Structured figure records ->
Start
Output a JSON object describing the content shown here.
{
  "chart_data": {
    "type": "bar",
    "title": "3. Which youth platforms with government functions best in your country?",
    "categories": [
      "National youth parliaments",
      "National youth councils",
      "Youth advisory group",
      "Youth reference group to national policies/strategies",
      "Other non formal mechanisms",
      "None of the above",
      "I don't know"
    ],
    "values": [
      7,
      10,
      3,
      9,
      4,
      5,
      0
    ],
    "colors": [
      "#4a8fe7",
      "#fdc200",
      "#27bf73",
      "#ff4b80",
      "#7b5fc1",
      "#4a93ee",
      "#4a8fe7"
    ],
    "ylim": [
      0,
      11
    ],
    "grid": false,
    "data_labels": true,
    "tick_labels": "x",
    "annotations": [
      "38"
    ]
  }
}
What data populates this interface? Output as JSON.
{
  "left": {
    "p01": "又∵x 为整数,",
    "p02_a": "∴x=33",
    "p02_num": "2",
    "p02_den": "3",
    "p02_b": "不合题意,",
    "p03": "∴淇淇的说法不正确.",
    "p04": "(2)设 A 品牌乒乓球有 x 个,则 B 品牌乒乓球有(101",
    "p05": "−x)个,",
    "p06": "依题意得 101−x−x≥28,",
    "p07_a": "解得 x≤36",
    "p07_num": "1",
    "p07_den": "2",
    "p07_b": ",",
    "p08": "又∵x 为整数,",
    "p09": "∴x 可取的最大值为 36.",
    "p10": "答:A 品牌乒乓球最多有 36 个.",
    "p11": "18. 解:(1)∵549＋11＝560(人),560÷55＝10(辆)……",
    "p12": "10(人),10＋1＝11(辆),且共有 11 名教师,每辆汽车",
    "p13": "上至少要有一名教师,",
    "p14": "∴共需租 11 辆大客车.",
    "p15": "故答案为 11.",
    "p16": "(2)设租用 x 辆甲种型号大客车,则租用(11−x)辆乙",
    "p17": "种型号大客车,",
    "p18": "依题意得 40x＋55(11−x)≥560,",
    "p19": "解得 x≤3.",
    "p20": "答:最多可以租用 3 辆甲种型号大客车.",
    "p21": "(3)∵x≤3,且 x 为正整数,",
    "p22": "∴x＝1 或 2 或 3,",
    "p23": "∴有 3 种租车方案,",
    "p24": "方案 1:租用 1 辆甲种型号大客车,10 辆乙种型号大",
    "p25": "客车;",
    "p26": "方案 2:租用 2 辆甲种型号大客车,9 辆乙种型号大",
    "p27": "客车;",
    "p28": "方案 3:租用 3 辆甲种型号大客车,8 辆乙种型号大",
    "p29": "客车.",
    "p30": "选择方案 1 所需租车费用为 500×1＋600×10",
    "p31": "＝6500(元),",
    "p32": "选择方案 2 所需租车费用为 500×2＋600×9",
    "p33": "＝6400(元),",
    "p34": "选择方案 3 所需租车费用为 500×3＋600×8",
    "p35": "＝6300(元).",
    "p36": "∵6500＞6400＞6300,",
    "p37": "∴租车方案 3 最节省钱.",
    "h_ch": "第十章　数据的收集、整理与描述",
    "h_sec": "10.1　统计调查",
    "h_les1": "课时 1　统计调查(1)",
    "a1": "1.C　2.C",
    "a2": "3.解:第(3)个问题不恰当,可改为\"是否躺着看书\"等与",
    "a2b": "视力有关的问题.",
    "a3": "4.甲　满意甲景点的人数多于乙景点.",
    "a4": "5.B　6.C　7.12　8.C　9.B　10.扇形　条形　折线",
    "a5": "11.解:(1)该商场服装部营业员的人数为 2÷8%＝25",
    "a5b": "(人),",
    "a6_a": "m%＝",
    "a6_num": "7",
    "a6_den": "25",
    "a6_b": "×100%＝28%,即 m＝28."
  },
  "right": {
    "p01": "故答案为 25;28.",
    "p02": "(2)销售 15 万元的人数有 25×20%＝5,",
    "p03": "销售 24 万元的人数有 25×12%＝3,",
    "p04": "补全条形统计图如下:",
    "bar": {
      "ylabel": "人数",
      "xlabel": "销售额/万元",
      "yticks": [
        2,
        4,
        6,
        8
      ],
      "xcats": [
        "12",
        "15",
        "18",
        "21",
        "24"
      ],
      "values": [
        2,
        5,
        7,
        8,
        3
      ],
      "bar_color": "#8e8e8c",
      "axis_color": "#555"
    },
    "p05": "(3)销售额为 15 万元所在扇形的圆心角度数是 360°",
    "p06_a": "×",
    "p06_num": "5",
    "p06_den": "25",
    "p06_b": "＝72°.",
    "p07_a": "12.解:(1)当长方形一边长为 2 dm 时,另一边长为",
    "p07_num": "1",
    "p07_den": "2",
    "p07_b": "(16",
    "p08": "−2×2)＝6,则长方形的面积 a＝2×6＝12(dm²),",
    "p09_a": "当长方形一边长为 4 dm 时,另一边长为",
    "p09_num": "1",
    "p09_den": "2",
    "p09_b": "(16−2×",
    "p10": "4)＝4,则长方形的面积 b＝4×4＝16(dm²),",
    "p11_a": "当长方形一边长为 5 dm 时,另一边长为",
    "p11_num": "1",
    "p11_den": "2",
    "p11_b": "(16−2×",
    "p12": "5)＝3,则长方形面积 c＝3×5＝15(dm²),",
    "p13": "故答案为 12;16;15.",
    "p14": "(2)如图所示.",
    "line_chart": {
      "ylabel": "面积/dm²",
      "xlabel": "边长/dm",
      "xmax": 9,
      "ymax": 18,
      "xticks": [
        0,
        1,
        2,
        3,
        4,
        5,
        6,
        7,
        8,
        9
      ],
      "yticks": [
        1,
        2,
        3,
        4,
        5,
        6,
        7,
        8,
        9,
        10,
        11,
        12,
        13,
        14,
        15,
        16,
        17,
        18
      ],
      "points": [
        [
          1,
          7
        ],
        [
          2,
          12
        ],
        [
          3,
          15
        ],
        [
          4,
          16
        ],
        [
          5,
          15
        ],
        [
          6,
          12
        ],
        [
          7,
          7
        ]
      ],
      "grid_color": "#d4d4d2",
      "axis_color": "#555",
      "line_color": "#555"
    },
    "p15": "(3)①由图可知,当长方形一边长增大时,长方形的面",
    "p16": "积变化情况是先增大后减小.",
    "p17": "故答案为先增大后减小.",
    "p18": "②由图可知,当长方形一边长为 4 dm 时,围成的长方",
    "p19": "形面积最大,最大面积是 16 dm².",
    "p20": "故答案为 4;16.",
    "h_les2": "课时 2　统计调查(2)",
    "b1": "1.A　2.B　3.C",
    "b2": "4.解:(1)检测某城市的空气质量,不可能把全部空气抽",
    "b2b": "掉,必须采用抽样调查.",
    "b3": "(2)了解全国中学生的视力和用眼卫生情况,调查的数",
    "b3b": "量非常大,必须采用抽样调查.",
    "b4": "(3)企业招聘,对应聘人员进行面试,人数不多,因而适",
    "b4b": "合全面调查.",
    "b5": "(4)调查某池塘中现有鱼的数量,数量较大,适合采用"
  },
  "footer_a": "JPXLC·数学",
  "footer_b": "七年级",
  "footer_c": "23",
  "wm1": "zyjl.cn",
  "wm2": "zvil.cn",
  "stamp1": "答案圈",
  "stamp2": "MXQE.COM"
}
End
Provide only the count of lines in the data above that include the string "当长方形一边长为".

Written answer ->
4